Supplied records
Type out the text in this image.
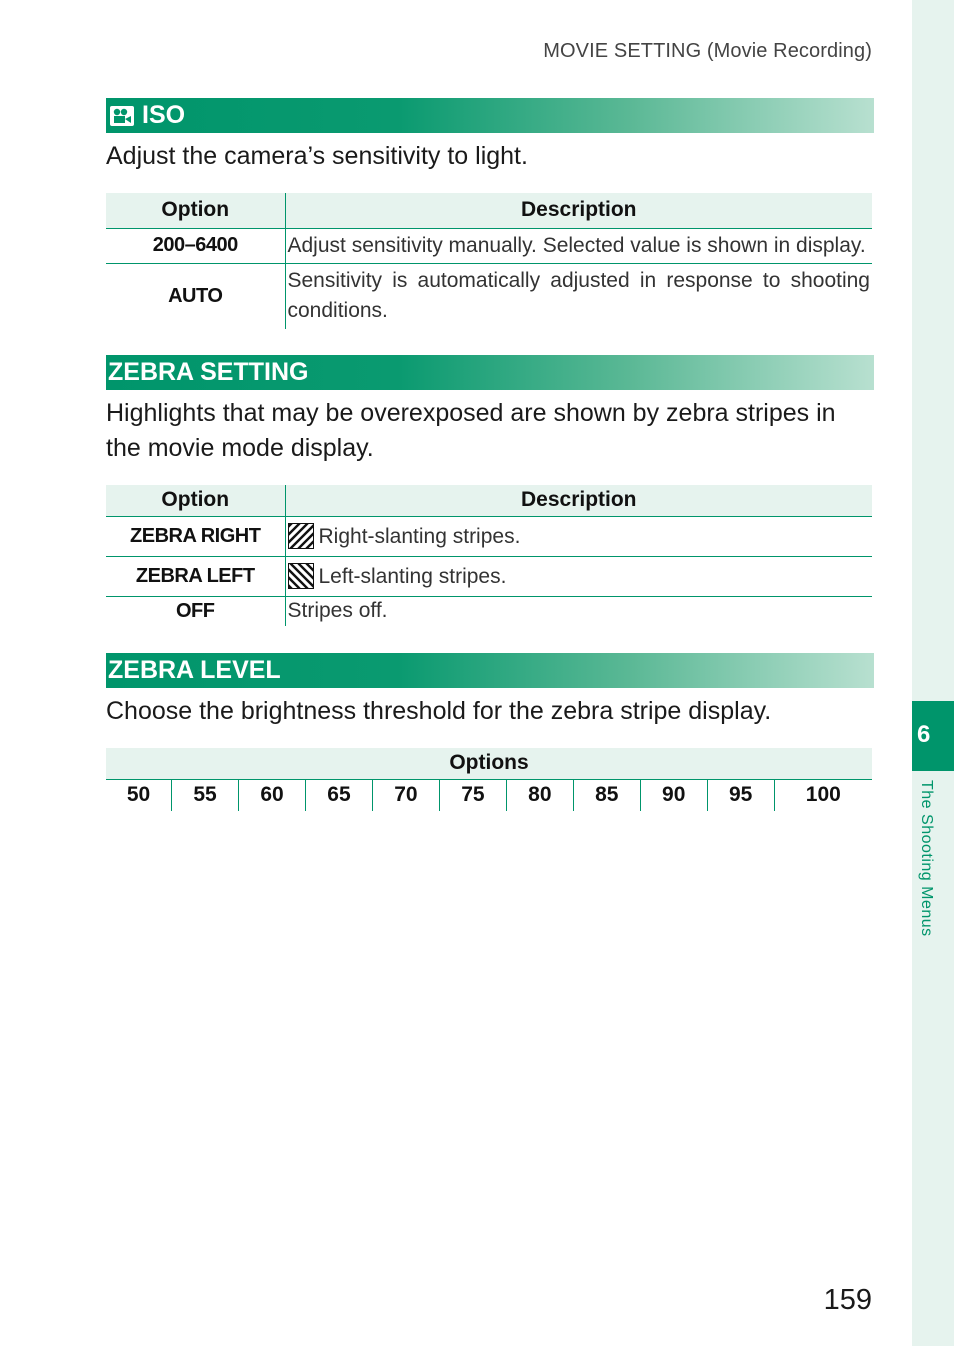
MOVIE SETTING (Movie Recording)
ISO
Adjust the camera’s sensitivity to light.
Option	Description
200–6400	Adjust sensitivity manually. Selected value is shown in display.
AUTO	Sensitivity is automatically adjusted in response to shooting conditions.
ZEBRA SETTING
Highlights that may be overexposed are shown by zebra stripes in the movie mode display.
Option	Description
ZEBRA RIGHT	Right-slanting stripes.
ZEBRA LEFT	Left-slanting stripes.
OFF	Stripes off.
ZEBRA LEVEL
Choose the brightness threshold for the zebra stripe display.
Options
50	55	60	65	70	75	80	85	90	95	100
6
The Shooting Menus
159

Work required
Each entry gets copied exactly; the pictures stay out.

Written solution
Type out the text in this image.
MOVIE SETTING (Movie Recording)
ISO
Adjust the camera’s sensitivity to light.
Option	Description
200–6400	Adjust sensitivity manually. Selected value is shown in display.
AUTO	Sensitivity is automatically adjusted in response to shooting conditions.
ZEBRA SETTING
Highlights that may be overexposed are shown by zebra stripes in the movie mode display.
Option	Description
ZEBRA RIGHT	Right-slanting stripes.
ZEBRA LEFT	Left-slanting stripes.
OFF	Stripes off.
ZEBRA LEVEL
Choose the brightness threshold for the zebra stripe display.
Options
50	55	60	65	70	75	80	85	90	95	100
6
The Shooting Menus
159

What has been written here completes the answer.